> What to produce
The required output is a single number: how many lines of the material contain the string "Azimuth".

> Records shown
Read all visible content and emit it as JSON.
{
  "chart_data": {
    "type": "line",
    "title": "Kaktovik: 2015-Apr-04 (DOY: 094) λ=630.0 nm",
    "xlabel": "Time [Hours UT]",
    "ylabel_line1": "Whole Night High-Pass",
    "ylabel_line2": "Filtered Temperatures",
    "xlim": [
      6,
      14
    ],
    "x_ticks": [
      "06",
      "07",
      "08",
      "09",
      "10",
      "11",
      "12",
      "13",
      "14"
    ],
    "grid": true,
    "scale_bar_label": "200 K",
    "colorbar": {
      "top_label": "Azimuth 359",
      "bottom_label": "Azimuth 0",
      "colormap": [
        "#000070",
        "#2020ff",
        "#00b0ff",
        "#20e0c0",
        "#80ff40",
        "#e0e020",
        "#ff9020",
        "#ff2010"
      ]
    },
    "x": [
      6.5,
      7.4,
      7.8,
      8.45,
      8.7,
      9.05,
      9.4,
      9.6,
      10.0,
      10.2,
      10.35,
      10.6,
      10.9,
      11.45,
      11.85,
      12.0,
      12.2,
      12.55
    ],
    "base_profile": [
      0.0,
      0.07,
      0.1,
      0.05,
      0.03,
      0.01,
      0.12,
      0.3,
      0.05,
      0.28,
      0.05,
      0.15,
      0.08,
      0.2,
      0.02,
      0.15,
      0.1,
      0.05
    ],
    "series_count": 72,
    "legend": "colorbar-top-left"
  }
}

> In response
2